# The request
Find the lines that hold the word "civic" and return them.

# Extracted records
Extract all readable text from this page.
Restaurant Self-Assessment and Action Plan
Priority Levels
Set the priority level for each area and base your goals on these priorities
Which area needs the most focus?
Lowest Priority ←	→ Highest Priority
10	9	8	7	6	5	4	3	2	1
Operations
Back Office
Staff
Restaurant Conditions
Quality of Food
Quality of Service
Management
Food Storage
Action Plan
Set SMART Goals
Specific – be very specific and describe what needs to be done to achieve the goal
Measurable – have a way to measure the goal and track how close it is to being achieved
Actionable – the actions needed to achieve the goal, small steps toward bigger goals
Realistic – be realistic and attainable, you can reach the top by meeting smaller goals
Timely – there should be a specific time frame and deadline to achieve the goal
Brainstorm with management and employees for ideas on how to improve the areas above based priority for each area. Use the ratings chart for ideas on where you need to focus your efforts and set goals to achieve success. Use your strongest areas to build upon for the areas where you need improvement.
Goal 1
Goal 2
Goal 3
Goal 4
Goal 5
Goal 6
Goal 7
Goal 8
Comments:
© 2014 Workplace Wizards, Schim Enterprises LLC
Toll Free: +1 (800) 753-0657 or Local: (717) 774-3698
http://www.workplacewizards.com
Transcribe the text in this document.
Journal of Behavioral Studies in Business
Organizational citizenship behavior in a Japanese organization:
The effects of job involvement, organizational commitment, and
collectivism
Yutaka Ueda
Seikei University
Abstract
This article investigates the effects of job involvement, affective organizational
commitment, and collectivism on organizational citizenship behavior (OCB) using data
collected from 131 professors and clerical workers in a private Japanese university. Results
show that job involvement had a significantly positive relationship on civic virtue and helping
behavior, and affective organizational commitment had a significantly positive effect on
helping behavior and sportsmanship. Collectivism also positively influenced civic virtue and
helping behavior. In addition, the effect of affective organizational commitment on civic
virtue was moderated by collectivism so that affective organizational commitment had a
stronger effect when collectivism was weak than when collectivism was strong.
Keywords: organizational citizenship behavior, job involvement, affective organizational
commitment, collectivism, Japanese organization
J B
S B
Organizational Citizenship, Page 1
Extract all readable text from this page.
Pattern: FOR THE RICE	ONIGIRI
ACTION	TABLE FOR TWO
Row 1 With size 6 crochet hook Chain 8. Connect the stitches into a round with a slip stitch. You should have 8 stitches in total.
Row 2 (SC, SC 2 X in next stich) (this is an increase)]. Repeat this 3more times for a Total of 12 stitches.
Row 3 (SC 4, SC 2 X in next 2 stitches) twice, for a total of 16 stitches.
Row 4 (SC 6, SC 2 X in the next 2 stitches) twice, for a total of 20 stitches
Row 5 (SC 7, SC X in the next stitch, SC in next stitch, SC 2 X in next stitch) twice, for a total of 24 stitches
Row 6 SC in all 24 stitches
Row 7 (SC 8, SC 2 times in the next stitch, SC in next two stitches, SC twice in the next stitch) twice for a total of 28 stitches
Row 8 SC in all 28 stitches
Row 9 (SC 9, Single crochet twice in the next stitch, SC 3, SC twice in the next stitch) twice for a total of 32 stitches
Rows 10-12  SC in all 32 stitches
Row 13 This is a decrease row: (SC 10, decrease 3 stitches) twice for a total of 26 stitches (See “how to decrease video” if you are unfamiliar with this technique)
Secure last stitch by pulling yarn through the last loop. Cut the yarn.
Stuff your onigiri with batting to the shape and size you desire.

# Written reply
show that job involvement had a significantly positive relationship on civic virtue and helping
helping behavior and sportsmanship. Collectivism also positively influenced civic virtue and
helping behavior. In addition, the effect of affective organizational commitment on civic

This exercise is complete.